### PROBLEM
Each record must be retyped in full. No character may differ.

-------- GIVEN RECORDS

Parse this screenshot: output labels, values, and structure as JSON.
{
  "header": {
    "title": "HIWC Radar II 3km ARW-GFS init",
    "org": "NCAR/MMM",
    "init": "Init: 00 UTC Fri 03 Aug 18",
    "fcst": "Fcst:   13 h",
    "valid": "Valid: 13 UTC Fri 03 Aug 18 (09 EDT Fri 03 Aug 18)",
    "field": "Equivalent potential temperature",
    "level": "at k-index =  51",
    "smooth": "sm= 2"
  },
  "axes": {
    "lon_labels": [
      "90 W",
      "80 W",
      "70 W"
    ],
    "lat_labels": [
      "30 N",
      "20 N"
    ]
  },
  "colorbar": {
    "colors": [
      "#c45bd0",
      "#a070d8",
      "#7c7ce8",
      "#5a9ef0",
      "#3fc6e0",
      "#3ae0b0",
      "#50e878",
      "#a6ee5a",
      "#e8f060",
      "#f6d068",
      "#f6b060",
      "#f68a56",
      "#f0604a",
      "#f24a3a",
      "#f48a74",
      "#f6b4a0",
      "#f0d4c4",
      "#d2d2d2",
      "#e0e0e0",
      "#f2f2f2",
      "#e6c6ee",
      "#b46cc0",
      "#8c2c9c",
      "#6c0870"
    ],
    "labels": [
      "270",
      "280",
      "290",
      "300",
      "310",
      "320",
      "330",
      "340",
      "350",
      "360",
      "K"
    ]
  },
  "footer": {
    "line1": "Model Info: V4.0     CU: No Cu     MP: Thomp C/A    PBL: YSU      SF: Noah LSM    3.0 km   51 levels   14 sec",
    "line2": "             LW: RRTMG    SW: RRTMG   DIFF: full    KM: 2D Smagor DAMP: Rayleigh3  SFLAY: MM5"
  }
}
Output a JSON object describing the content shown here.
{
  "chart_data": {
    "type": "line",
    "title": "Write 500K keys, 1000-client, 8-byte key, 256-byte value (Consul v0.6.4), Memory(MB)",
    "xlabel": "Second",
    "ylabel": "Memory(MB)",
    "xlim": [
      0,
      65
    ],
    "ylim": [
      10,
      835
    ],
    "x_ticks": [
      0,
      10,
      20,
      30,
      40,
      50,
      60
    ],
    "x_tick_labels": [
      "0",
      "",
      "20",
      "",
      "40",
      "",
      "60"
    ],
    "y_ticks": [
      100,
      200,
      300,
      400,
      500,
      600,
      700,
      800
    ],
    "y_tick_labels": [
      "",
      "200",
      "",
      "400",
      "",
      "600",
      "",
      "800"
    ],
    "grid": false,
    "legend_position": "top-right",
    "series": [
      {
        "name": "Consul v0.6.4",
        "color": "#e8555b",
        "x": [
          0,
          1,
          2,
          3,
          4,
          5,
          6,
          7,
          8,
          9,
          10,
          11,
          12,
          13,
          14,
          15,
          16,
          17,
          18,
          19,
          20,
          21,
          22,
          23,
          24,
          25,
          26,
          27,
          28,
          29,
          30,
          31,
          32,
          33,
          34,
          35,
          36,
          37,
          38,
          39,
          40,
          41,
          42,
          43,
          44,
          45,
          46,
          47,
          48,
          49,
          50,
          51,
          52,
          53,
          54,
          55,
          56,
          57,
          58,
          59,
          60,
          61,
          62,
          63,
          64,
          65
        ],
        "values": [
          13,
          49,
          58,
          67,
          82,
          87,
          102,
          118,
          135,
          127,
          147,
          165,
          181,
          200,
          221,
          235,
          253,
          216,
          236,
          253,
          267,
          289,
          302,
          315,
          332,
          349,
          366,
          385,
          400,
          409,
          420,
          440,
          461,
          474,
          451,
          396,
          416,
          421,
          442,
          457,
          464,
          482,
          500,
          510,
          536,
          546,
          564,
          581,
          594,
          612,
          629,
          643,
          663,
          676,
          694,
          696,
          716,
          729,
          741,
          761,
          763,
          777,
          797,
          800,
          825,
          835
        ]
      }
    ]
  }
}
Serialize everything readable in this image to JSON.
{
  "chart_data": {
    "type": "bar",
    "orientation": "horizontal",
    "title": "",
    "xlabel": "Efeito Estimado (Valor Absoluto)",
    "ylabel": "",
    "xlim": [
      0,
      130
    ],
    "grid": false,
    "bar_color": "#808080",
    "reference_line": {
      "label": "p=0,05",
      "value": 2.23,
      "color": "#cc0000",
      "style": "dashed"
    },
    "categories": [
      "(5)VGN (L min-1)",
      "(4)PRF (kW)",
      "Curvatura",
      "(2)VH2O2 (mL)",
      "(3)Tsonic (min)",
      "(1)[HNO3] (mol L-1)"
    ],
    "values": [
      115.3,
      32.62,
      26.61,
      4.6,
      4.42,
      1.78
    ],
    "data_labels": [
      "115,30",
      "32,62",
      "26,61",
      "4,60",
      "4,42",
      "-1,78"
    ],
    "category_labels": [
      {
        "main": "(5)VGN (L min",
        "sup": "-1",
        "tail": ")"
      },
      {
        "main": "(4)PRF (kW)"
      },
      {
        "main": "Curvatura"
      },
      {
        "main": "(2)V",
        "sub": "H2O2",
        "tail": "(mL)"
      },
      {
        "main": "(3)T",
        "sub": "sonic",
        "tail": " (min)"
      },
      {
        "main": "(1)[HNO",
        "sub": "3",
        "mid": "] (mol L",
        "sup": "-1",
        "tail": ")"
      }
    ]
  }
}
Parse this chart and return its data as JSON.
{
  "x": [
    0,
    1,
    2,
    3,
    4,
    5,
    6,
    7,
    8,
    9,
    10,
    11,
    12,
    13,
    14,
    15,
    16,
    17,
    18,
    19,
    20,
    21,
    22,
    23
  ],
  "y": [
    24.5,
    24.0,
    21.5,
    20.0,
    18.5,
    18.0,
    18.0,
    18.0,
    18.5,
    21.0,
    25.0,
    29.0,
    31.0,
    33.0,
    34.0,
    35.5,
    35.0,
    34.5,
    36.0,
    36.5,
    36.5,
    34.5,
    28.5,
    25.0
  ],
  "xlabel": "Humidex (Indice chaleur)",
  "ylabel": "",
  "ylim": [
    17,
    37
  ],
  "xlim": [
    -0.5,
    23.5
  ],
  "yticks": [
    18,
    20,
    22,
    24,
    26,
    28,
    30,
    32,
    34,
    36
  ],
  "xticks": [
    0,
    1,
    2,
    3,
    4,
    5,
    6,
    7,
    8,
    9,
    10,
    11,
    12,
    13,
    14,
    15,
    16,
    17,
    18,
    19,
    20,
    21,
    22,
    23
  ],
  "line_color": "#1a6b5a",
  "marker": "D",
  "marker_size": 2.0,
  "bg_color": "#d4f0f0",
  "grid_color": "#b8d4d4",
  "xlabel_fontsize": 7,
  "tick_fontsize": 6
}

----------------

### RESULT
Parse this screenshot: output labels, values, and structure as JSON.
{
  "header": {
    "title": "HIWC Radar II 3km ARW-GFS init",
    "org": "NCAR/MMM",
    "init": "Init: 00 UTC Fri 03 Aug 18",
    "fcst": "Fcst:   13 h",
    "valid": "Valid: 13 UTC Fri 03 Aug 18 (09 EDT Fri 03 Aug 18)",
    "field": "Equivalent potential temperature",
    "level": "at k-index =  51",
    "smooth": "sm= 2"
  },
  "axes": {
    "lon_labels": [
      "90 W",
      "80 W",
      "70 W"
    ],
    "lat_labels": [
      "30 N",
      "20 N"
    ]
  },
  "colorbar": {
    "colors": [
      "#c45bd0",
      "#a070d8",
      "#7c7ce8",
      "#5a9ef0",
      "#3fc6e0",
      "#3ae0b0",
      "#50e878",
      "#a6ee5a",
      "#e8f060",
      "#f6d068",
      "#f6b060",
      "#f68a56",
      "#f0604a",
      "#f24a3a",
      "#f48a74",
      "#f6b4a0",
      "#f0d4c4",
      "#d2d2d2",
      "#e0e0e0",
      "#f2f2f2",
      "#e6c6ee",
      "#b46cc0",
      "#8c2c9c",
      "#6c0870"
    ],
    "labels": [
      "270",
      "280",
      "290",
      "300",
      "310",
      "320",
      "330",
      "340",
      "350",
      "360",
      "K"
    ]
  },
  "footer": {
    "line1": "Model Info: V4.0     CU: No Cu     MP: Thomp C/A    PBL: YSU      SF: Noah LSM    3.0 km   51 levels   14 sec",
    "line2": "             LW: RRTMG    SW: RRTMG   DIFF: full    KM: 2D Smagor DAMP: Rayleigh3  SFLAY: MM5"
  }
}
Output a JSON object describing the content shown here.
{
  "chart_data": {
    "type": "line",
    "title": "Write 500K keys, 1000-client, 8-byte key, 256-byte value (Consul v0.6.4), Memory(MB)",
    "xlabel": "Second",
    "ylabel": "Memory(MB)",
    "xlim": [
      0,
      65
    ],
    "ylim": [
      10,
      835
    ],
    "x_ticks": [
      0,
      10,
      20,
      30,
      40,
      50,
      60
    ],
    "x_tick_labels": [
      "0",
      "",
      "20",
      "",
      "40",
      "",
      "60"
    ],
    "y_ticks": [
      100,
      200,
      300,
      400,
      500,
      600,
      700,
      800
    ],
    "y_tick_labels": [
      "",
      "200",
      "",
      "400",
      "",
      "600",
      "",
      "800"
    ],
    "grid": false,
    "legend_position": "top-right",
    "series": [
      {
        "name": "Consul v0.6.4",
        "color": "#e8555b",
        "x": [
          0,
          1,
          2,
          3,
          4,
          5,
          6,
          7,
          8,
          9,
          10,
          11,
          12,
          13,
          14,
          15,
          16,
          17,
          18,
          19,
          20,
          21,
          22,
          23,
          24,
          25,
          26,
          27,
          28,
          29,
          30,
          31,
          32,
          33,
          34,
          35,
          36,
          37,
          38,
          39,
          40,
          41,
          42,
          43,
          44,
          45,
          46,
          47,
          48,
          49,
          50,
          51,
          52,
          53,
          54,
          55,
          56,
          57,
          58,
          59,
          60,
          61,
          62,
          63,
          64,
          65
        ],
        "values": [
          13,
          49,
          58,
          67,
          82,
          87,
          102,
          118,
          135,
          127,
          147,
          165,
          181,
          200,
          221,
          235,
          253,
          216,
          236,
          253,
          267,
          289,
          302,
          315,
          332,
          349,
          366,
          385,
          400,
          409,
          420,
          440,
          461,
          474,
          451,
          396,
          416,
          421,
          442,
          457,
          464,
          482,
          500,
          510,
          536,
          546,
          564,
          581,
          594,
          612,
          629,
          643,
          663,
          676,
          694,
          696,
          716,
          729,
          741,
          761,
          763,
          777,
          797,
          800,
          825,
          835
        ]
      }
    ]
  }
}
Serialize everything readable in this image to JSON.
{
  "chart_data": {
    "type": "bar",
    "orientation": "horizontal",
    "title": "",
    "xlabel": "Efeito Estimado (Valor Absoluto)",
    "ylabel": "",
    "xlim": [
      0,
      130
    ],
    "grid": false,
    "bar_color": "#808080",
    "reference_line": {
      "label": "p=0,05",
      "value": 2.23,
      "color": "#cc0000",
      "style": "dashed"
    },
    "categories": [
      "(5)VGN (L min-1)",
      "(4)PRF (kW)",
      "Curvatura",
      "(2)VH2O2 (mL)",
      "(3)Tsonic (min)",
      "(1)[HNO3] (mol L-1)"
    ],
    "values": [
      115.3,
      32.62,
      26.61,
      4.6,
      4.42,
      1.78
    ],
    "data_labels": [
      "115,30",
      "32,62",
      "26,61",
      "4,60",
      "4,42",
      "-1,78"
    ],
    "category_labels": [
      {
        "main": "(5)VGN (L min",
        "sup": "-1",
        "tail": ")"
      },
      {
        "main": "(4)PRF (kW)"
      },
      {
        "main": "Curvatura"
      },
      {
        "main": "(2)V",
        "sub": "H2O2",
        "tail": "(mL)"
      },
      {
        "main": "(3)T",
        "sub": "sonic",
        "tail": " (min)"
      },
      {
        "main": "(1)[HNO",
        "sub": "3",
        "mid": "] (mol L",
        "sup": "-1",
        "tail": ")"
      }
    ]
  }
}
Parse this chart and return its data as JSON.
{
  "x": [
    0,
    1,
    2,
    3,
    4,
    5,
    6,
    7,
    8,
    9,
    10,
    11,
    12,
    13,
    14,
    15,
    16,
    17,
    18,
    19,
    20,
    21,
    22,
    23
  ],
  "y": [
    24.5,
    24.0,
    21.5,
    20.0,
    18.5,
    18.0,
    18.0,
    18.0,
    18.5,
    21.0,
    25.0,
    29.0,
    31.0,
    33.0,
    34.0,
    35.5,
    35.0,
    34.5,
    36.0,
    36.5,
    36.5,
    34.5,
    28.5,
    25.0
  ],
  "xlabel": "Humidex (Indice chaleur)",
  "ylabel": "",
  "ylim": [
    17,
    37
  ],
  "xlim": [
    -0.5,
    23.5
  ],
  "yticks": [
    18,
    20,
    22,
    24,
    26,
    28,
    30,
    32,
    34,
    36
  ],
  "xticks": [
    0,
    1,
    2,
    3,
    4,
    5,
    6,
    7,
    8,
    9,
    10,
    11,
    12,
    13,
    14,
    15,
    16,
    17,
    18,
    19,
    20,
    21,
    22,
    23
  ],
  "line_color": "#1a6b5a",
  "marker": "D",
  "marker_size": 2.0,
  "bg_color": "#d4f0f0",
  "grid_color": "#b8d4d4",
  "xlabel_fontsize": 7,
  "tick_fontsize": 6
}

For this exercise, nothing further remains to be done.